══ Extracted information ══

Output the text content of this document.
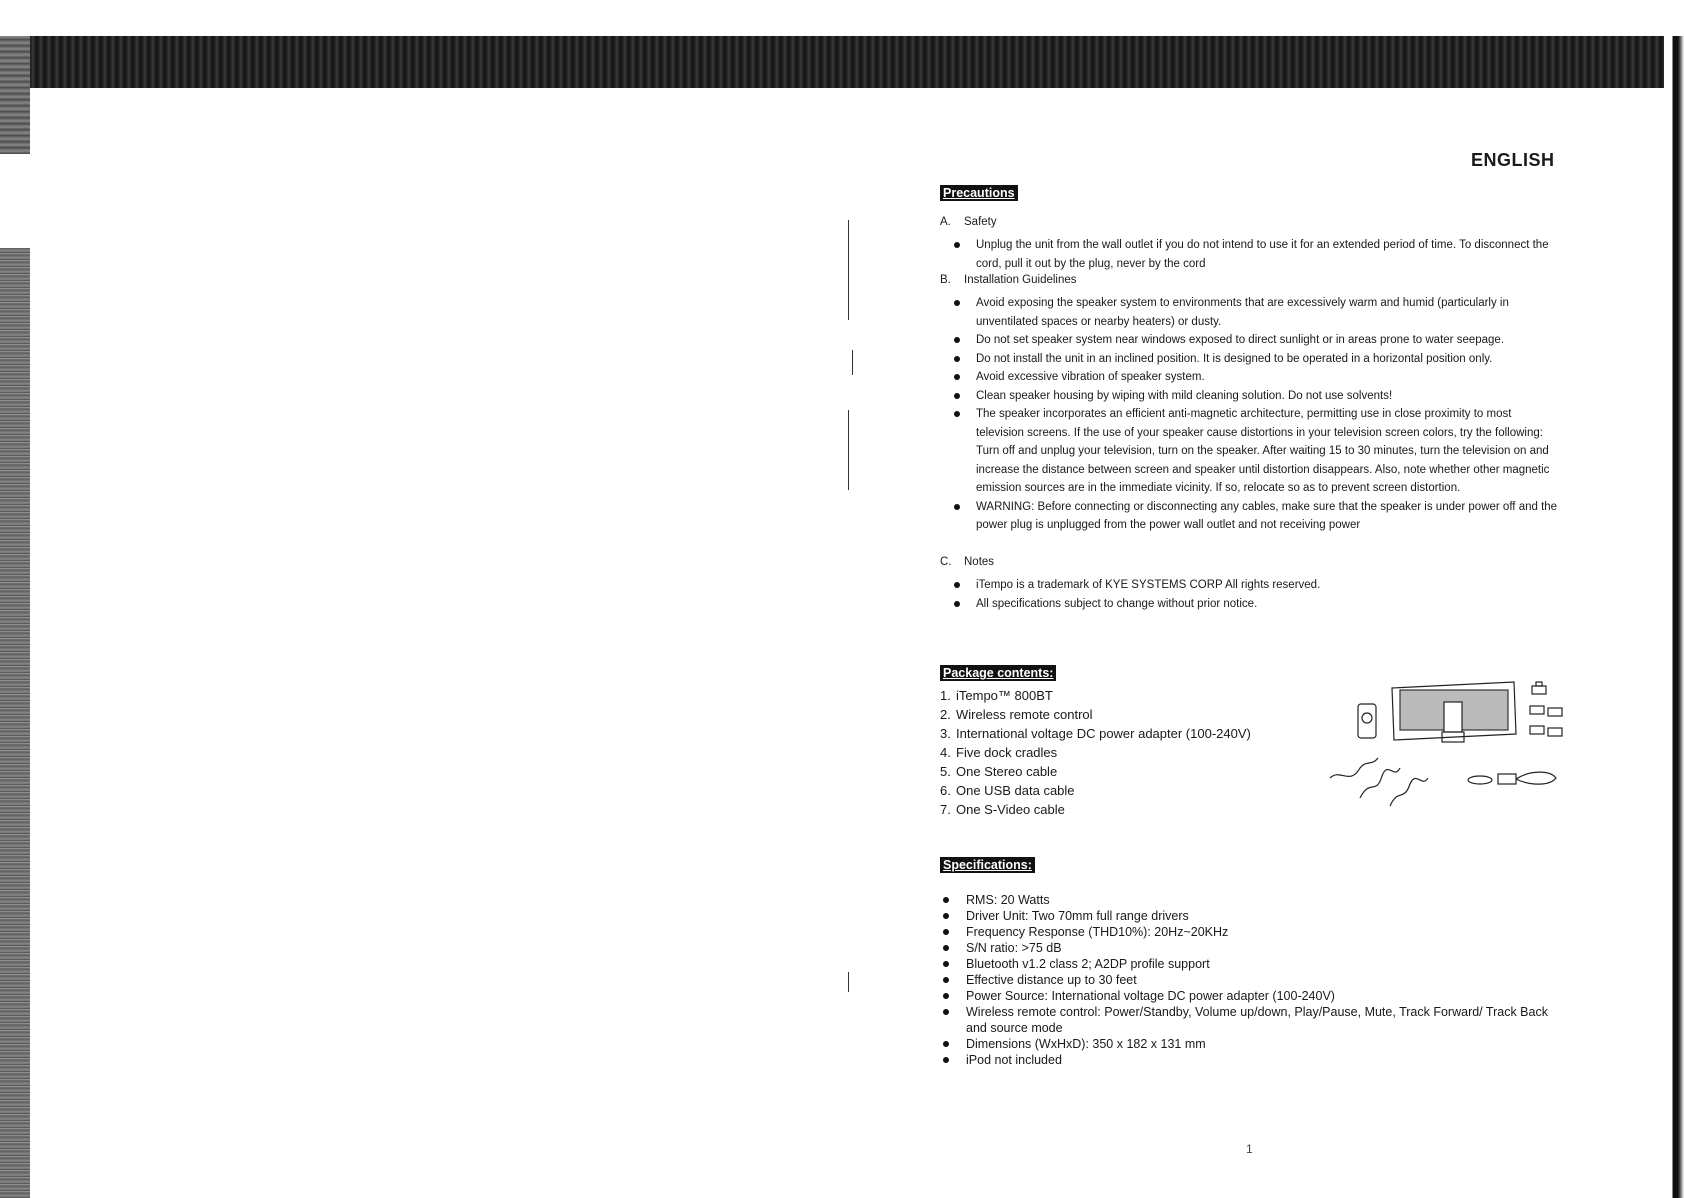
ENGLISH
Precautions
A. Safety
Unplug the unit from the wall outlet if you do not intend to use it for an extended period of time. To disconnect the cord, pull it out by the plug, never by the cord
B. Installation Guidelines
Avoid exposing the speaker system to environments that are excessively warm and humid (particularly in unventilated spaces or nearby heaters) or dusty.
Do not set speaker system near windows exposed to direct sunlight or in areas prone to water seepage.
Do not install the unit in an inclined position. It is designed to be operated in a horizontal position only.
Avoid excessive vibration of speaker system.
Clean speaker housing by wiping with mild cleaning solution. Do not use solvents!
The speaker incorporates an efficient anti-magnetic architecture, permitting use in close proximity to most television screens. If the use of your speaker cause distortions in your television screen colors, try the following:
Turn off and unplug your television, turn on the speaker. After waiting 15 to 30 minutes, turn the television on and increase the distance between screen and speaker until distortion disappears. Also, note whether other magnetic emission sources are in the immediate vicinity. If so, relocate so as to prevent screen distortion.
WARNING: Before connecting or disconnecting any cables, make sure that the speaker is under power off and the power plug is unplugged from the power wall outlet and not receiving power
C. Notes
iTempo is a trademark of KYE SYSTEMS CORP All rights reserved.
All specifications subject to change without prior notice.
Package contents:
1. iTempo™ 800BT
2. Wireless remote control
3. International voltage DC power adapter (100-240V)
4. Five dock cradles
5. One Stereo cable
6. One USB data cable
7. One S-Video cable
Specifications:
RMS: 20 Watts
Driver Unit: Two 70mm full range drivers
Frequency Response (THD10%): 20Hz~20KHz
S/N ratio: >75 dB
Bluetooth v1.2 class 2; A2DP profile support
Effective distance up to 30 feet
Power Source: International voltage DC power adapter (100-240V)
Wireless remote control: Power/Standby, Volume up/down, Play/Pause, Mute, Track Forward/ Track Back and source mode
Dimensions (WxHxD): 350 x 182 x 131 mm
iPod not included
1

═══

Count the lines in the records above that hold the word "television", and give only that number.

2